**Given task:** Find the string "Submit" in the listing and report every line that has it.

<<<<

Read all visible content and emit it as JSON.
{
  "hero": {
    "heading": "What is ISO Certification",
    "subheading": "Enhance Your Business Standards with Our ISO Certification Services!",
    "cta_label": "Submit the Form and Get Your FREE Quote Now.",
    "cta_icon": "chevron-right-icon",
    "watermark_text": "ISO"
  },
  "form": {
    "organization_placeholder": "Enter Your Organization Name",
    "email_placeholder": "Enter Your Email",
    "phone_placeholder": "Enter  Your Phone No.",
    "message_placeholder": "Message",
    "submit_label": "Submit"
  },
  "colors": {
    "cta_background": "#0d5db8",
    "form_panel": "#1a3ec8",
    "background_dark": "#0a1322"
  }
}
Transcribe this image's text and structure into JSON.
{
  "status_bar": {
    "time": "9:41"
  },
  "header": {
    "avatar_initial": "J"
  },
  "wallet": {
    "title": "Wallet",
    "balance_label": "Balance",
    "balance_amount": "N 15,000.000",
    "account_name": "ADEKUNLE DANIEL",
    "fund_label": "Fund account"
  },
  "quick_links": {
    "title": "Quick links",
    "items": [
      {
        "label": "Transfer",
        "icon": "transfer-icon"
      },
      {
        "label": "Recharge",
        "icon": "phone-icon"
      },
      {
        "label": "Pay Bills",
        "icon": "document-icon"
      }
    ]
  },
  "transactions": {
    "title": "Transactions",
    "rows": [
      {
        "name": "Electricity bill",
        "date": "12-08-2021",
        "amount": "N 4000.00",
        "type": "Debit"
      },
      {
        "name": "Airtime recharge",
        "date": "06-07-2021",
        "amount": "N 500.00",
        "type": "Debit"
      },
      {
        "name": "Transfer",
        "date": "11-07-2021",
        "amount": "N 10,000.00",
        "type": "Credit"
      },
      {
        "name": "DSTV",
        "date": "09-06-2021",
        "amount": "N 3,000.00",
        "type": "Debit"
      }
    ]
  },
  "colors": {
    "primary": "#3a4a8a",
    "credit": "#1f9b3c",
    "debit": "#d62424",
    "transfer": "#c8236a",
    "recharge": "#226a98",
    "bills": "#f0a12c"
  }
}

>>>>

**Task answer:**
    "cta_label": "Submit the Form and Get Your FREE Quote Now.",
    "submit_label": "Submit"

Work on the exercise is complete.